═════ Extracted entries ═════

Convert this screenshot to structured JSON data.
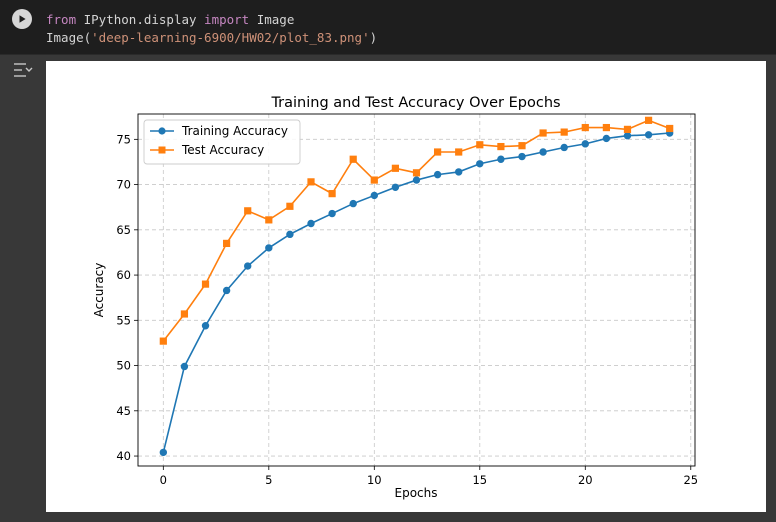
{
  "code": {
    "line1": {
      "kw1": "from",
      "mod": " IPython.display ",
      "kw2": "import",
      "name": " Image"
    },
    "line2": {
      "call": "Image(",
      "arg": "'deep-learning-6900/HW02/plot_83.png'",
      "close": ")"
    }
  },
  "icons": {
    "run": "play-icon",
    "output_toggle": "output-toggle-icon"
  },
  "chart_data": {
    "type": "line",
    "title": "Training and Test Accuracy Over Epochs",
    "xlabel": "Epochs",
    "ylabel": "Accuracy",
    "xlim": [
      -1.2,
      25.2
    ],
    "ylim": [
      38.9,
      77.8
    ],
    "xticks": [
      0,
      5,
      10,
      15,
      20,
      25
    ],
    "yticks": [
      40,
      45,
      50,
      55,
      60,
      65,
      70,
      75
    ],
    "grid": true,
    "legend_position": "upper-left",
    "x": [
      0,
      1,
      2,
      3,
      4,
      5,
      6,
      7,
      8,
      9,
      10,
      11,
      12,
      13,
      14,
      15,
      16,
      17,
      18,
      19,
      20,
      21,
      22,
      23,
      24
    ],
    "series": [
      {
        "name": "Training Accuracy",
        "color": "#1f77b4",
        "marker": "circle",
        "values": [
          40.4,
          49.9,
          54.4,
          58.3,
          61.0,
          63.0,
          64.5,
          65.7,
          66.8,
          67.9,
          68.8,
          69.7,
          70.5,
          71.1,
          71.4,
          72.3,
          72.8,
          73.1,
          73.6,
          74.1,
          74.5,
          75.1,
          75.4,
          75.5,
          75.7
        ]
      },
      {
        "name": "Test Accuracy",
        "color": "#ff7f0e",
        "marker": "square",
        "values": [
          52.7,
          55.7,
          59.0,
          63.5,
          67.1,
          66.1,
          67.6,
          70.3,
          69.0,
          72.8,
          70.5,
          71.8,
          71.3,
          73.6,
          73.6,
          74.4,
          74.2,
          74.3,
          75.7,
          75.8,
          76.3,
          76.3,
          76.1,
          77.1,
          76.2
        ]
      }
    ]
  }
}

═════
═════ Extracted entries ═════

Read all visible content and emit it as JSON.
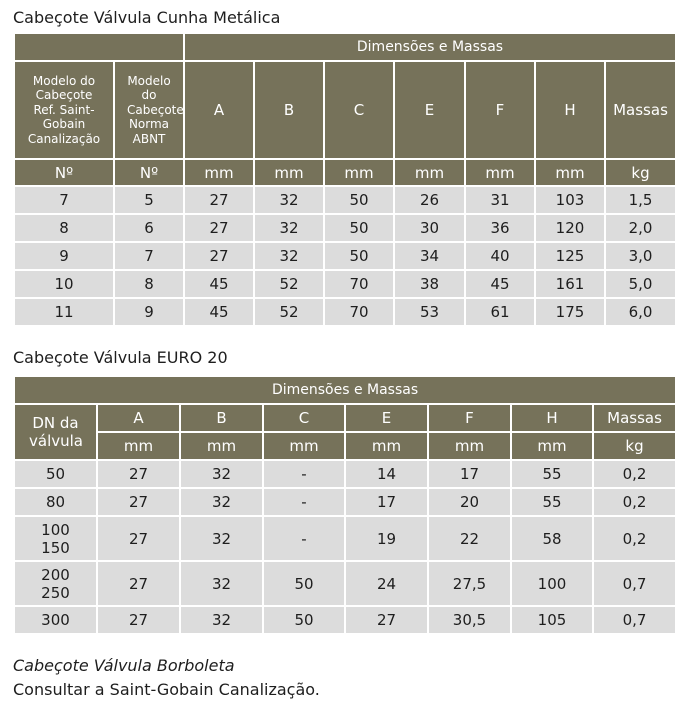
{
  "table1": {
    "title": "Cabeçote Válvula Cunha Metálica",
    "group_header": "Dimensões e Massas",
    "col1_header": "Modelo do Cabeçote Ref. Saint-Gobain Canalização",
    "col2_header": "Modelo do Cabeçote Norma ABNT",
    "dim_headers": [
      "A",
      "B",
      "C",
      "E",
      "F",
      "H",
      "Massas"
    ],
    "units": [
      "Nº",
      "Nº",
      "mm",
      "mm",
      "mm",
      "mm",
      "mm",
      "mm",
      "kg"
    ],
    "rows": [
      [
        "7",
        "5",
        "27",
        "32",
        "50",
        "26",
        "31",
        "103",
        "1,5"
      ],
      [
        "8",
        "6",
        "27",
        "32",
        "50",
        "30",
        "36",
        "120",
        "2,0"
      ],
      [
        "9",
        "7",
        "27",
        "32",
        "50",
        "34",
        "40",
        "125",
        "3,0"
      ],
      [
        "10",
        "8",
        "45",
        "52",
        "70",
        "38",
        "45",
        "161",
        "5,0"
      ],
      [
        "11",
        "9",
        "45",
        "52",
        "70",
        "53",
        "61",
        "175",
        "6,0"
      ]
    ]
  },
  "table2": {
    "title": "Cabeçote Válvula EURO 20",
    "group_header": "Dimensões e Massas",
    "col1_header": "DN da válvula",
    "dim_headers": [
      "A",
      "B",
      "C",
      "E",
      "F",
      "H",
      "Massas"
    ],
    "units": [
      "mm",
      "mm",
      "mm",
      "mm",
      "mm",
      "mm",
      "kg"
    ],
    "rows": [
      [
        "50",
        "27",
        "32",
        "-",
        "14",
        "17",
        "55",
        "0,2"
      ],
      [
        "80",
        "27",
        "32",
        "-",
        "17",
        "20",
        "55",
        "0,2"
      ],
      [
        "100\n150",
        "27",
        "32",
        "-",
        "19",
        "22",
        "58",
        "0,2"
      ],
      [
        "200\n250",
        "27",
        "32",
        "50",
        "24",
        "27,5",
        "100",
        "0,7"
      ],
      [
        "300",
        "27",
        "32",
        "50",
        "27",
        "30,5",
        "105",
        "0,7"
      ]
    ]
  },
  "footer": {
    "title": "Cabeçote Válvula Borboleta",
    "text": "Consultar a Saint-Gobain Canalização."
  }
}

═════

● Aim:
The answer should be a single number: the count of lines in the data that include the string "JSON".

● Written reply:
2